--- start of MATERIAL SUPPLIED ---
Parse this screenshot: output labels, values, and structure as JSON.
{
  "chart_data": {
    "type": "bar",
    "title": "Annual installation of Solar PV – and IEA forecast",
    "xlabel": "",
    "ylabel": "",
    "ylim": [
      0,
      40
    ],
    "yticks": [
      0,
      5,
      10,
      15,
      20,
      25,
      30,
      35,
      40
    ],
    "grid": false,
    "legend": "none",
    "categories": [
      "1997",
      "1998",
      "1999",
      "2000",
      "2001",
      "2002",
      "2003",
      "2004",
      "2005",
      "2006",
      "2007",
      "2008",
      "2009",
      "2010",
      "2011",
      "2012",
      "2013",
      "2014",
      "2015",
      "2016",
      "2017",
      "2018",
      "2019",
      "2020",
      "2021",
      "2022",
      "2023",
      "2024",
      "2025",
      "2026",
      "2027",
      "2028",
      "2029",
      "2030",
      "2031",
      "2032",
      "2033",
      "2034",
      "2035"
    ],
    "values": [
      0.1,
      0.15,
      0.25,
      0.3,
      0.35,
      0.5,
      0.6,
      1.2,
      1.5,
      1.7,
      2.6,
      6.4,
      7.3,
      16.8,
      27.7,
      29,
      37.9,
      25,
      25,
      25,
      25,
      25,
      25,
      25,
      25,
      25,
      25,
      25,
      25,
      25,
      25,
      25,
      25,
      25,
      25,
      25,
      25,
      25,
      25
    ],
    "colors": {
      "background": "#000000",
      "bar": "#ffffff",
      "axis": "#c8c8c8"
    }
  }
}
--- end of MATERIAL SUPPLIED ---
_WHAT IS NEEDED_
Print out every record again, exactly and in full.

_COMPLETED TASK_
Parse this screenshot: output labels, values, and structure as JSON.
{
  "chart_data": {
    "type": "bar",
    "title": "Annual installation of Solar PV – and IEA forecast",
    "xlabel": "",
    "ylabel": "",
    "ylim": [
      0,
      40
    ],
    "yticks": [
      0,
      5,
      10,
      15,
      20,
      25,
      30,
      35,
      40
    ],
    "grid": false,
    "legend": "none",
    "categories": [
      "1997",
      "1998",
      "1999",
      "2000",
      "2001",
      "2002",
      "2003",
      "2004",
      "2005",
      "2006",
      "2007",
      "2008",
      "2009",
      "2010",
      "2011",
      "2012",
      "2013",
      "2014",
      "2015",
      "2016",
      "2017",
      "2018",
      "2019",
      "2020",
      "2021",
      "2022",
      "2023",
      "2024",
      "2025",
      "2026",
      "2027",
      "2028",
      "2029",
      "2030",
      "2031",
      "2032",
      "2033",
      "2034",
      "2035"
    ],
    "values": [
      0.1,
      0.15,
      0.25,
      0.3,
      0.35,
      0.5,
      0.6,
      1.2,
      1.5,
      1.7,
      2.6,
      6.4,
      7.3,
      16.8,
      27.7,
      29,
      37.9,
      25,
      25,
      25,
      25,
      25,
      25,
      25,
      25,
      25,
      25,
      25,
      25,
      25,
      25,
      25,
      25,
      25,
      25,
      25,
      25,
      25,
      25
    ],
    "colors": {
      "background": "#000000",
      "bar": "#ffffff",
      "axis": "#c8c8c8"
    }
  }
}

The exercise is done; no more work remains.